(TASK DIRECTIONS) Copy each of the rows below word for word, keeping every character and their order unchanged.

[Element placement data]
____________

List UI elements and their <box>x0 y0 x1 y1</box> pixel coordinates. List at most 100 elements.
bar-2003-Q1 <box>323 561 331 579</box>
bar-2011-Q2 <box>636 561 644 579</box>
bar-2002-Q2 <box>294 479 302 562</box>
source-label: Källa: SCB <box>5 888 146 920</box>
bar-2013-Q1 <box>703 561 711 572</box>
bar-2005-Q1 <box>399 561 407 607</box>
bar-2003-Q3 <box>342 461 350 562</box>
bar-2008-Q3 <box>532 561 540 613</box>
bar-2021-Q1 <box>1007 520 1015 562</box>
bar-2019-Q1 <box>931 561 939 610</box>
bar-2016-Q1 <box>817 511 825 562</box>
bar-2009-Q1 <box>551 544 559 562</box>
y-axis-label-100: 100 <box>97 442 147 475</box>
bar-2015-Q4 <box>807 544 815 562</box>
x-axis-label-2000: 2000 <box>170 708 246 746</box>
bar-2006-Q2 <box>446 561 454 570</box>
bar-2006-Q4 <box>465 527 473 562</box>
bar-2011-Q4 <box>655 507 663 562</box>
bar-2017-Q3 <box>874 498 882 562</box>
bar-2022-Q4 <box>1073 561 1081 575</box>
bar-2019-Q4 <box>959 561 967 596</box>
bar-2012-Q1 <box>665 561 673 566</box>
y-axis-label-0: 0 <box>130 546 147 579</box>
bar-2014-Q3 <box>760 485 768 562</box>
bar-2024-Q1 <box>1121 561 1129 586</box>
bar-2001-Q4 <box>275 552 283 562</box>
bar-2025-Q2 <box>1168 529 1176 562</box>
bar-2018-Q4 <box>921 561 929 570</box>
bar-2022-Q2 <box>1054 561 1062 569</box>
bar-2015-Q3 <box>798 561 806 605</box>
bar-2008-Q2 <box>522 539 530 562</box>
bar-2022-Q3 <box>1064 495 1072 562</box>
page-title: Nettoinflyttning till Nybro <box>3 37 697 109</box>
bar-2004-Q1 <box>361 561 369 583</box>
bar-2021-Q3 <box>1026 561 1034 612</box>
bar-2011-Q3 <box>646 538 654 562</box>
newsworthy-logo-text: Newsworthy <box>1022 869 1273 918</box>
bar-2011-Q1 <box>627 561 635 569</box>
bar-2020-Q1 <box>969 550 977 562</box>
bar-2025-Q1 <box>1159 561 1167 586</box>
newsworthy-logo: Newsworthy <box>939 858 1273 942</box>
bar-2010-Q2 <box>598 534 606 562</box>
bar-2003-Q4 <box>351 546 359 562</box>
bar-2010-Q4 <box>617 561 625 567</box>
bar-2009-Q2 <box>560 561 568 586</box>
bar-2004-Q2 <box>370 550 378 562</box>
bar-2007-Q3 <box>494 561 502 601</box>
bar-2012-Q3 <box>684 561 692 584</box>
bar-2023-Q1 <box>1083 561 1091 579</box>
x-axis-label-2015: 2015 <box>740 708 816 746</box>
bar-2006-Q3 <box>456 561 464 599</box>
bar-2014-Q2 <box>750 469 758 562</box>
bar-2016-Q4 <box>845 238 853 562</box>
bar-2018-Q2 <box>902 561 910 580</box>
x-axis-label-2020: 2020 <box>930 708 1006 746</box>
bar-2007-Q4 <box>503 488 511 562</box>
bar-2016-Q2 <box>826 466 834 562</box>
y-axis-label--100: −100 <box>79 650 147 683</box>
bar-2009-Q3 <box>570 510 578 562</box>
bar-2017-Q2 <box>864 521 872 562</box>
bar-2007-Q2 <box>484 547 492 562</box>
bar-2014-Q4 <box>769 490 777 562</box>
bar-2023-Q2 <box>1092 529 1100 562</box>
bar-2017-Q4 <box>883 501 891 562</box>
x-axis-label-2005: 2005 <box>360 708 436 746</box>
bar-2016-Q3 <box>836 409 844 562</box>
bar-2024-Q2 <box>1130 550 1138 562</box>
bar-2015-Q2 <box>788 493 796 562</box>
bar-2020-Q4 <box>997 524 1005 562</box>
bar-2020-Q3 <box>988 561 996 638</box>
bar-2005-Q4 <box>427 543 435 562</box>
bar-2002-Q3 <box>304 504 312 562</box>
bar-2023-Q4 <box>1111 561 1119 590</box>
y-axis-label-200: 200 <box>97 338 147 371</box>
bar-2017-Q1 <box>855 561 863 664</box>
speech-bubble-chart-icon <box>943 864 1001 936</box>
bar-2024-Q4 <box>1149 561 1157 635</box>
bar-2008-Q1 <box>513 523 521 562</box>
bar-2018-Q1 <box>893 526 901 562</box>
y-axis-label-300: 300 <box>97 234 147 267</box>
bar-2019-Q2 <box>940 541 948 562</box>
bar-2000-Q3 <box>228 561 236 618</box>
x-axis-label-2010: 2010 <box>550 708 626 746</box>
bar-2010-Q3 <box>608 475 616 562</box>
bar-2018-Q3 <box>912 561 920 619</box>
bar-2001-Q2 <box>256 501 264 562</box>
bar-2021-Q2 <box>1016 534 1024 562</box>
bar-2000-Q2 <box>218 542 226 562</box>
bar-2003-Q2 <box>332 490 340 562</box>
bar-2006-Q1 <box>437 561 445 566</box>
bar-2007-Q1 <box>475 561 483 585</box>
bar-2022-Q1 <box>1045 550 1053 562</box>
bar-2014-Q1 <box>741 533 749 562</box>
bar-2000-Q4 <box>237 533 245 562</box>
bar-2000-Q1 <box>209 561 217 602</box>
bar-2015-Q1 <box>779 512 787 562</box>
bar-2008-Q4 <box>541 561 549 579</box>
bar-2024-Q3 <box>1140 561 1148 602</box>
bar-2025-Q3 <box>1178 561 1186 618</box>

____________

(OUTPUT)
List UI elements and their <box>x0 y0 x1 y1</box> pixel coordinates. List at most 100 elements.
bar-2003-Q1 <box>323 561 331 579</box>
bar-2011-Q2 <box>636 561 644 579</box>
bar-2002-Q2 <box>294 479 302 562</box>
source-label: Källa: SCB <box>5 888 146 920</box>
bar-2013-Q1 <box>703 561 711 572</box>
bar-2005-Q1 <box>399 561 407 607</box>
bar-2003-Q3 <box>342 461 350 562</box>
bar-2008-Q3 <box>532 561 540 613</box>
bar-2021-Q1 <box>1007 520 1015 562</box>
bar-2019-Q1 <box>931 561 939 610</box>
bar-2016-Q1 <box>817 511 825 562</box>
bar-2009-Q1 <box>551 544 559 562</box>
y-axis-label-100: 100 <box>97 442 147 475</box>
bar-2015-Q4 <box>807 544 815 562</box>
x-axis-label-2000: 2000 <box>170 708 246 746</box>
bar-2006-Q2 <box>446 561 454 570</box>
bar-2006-Q4 <box>465 527 473 562</box>
bar-2011-Q4 <box>655 507 663 562</box>
bar-2017-Q3 <box>874 498 882 562</box>
bar-2022-Q4 <box>1073 561 1081 575</box>
bar-2019-Q4 <box>959 561 967 596</box>
bar-2012-Q1 <box>665 561 673 566</box>
y-axis-label-0: 0 <box>130 546 147 579</box>
bar-2014-Q3 <box>760 485 768 562</box>
bar-2024-Q1 <box>1121 561 1129 586</box>
bar-2001-Q4 <box>275 552 283 562</box>
bar-2025-Q2 <box>1168 529 1176 562</box>
bar-2018-Q4 <box>921 561 929 570</box>
bar-2022-Q2 <box>1054 561 1062 569</box>
bar-2015-Q3 <box>798 561 806 605</box>
bar-2008-Q2 <box>522 539 530 562</box>
bar-2022-Q3 <box>1064 495 1072 562</box>
page-title: Nettoinflyttning till Nybro <box>3 37 697 109</box>
bar-2004-Q1 <box>361 561 369 583</box>
bar-2021-Q3 <box>1026 561 1034 612</box>
bar-2011-Q3 <box>646 538 654 562</box>
newsworthy-logo-text: Newsworthy <box>1022 869 1273 918</box>
bar-2011-Q1 <box>627 561 635 569</box>
bar-2020-Q1 <box>969 550 977 562</box>
bar-2025-Q1 <box>1159 561 1167 586</box>
newsworthy-logo: Newsworthy <box>939 858 1273 942</box>
bar-2010-Q2 <box>598 534 606 562</box>
bar-2003-Q4 <box>351 546 359 562</box>
bar-2010-Q4 <box>617 561 625 567</box>
bar-2009-Q2 <box>560 561 568 586</box>
bar-2004-Q2 <box>370 550 378 562</box>
bar-2007-Q3 <box>494 561 502 601</box>
bar-2012-Q3 <box>684 561 692 584</box>
bar-2023-Q1 <box>1083 561 1091 579</box>
x-axis-label-2015: 2015 <box>740 708 816 746</box>
bar-2006-Q3 <box>456 561 464 599</box>
bar-2014-Q2 <box>750 469 758 562</box>
bar-2016-Q4 <box>845 238 853 562</box>
bar-2018-Q2 <box>902 561 910 580</box>
x-axis-label-2020: 2020 <box>930 708 1006 746</box>
bar-2007-Q4 <box>503 488 511 562</box>
bar-2016-Q2 <box>826 466 834 562</box>
y-axis-label--100: −100 <box>79 650 147 683</box>
bar-2009-Q3 <box>570 510 578 562</box>
bar-2017-Q2 <box>864 521 872 562</box>
bar-2007-Q2 <box>484 547 492 562</box>
bar-2014-Q4 <box>769 490 777 562</box>
bar-2023-Q2 <box>1092 529 1100 562</box>
bar-2017-Q4 <box>883 501 891 562</box>
x-axis-label-2005: 2005 <box>360 708 436 746</box>
bar-2016-Q3 <box>836 409 844 562</box>
bar-2024-Q2 <box>1130 550 1138 562</box>
bar-2015-Q2 <box>788 493 796 562</box>
bar-2020-Q4 <box>997 524 1005 562</box>
bar-2020-Q3 <box>988 561 996 638</box>
bar-2005-Q4 <box>427 543 435 562</box>
bar-2002-Q3 <box>304 504 312 562</box>
bar-2023-Q4 <box>1111 561 1119 590</box>
y-axis-label-200: 200 <box>97 338 147 371</box>
bar-2017-Q1 <box>855 561 863 664</box>
speech-bubble-chart-icon <box>943 864 1001 936</box>
bar-2024-Q4 <box>1149 561 1157 635</box>
bar-2008-Q1 <box>513 523 521 562</box>
bar-2018-Q1 <box>893 526 901 562</box>
y-axis-label-300: 300 <box>97 234 147 267</box>
bar-2019-Q2 <box>940 541 948 562</box>
bar-2000-Q3 <box>228 561 236 618</box>
x-axis-label-2010: 2010 <box>550 708 626 746</box>
bar-2010-Q3 <box>608 475 616 562</box>
bar-2018-Q3 <box>912 561 920 619</box>
bar-2001-Q2 <box>256 501 264 562</box>
bar-2021-Q2 <box>1016 534 1024 562</box>
bar-2000-Q2 <box>218 542 226 562</box>
bar-2003-Q2 <box>332 490 340 562</box>
bar-2006-Q1 <box>437 561 445 566</box>
bar-2007-Q1 <box>475 561 483 585</box>
bar-2022-Q1 <box>1045 550 1053 562</box>
bar-2014-Q1 <box>741 533 749 562</box>
bar-2000-Q4 <box>237 533 245 562</box>
bar-2000-Q1 <box>209 561 217 602</box>
bar-2015-Q1 <box>779 512 787 562</box>
bar-2008-Q4 <box>541 561 549 579</box>
bar-2024-Q3 <box>1140 561 1148 602</box>
bar-2025-Q3 <box>1178 561 1186 618</box>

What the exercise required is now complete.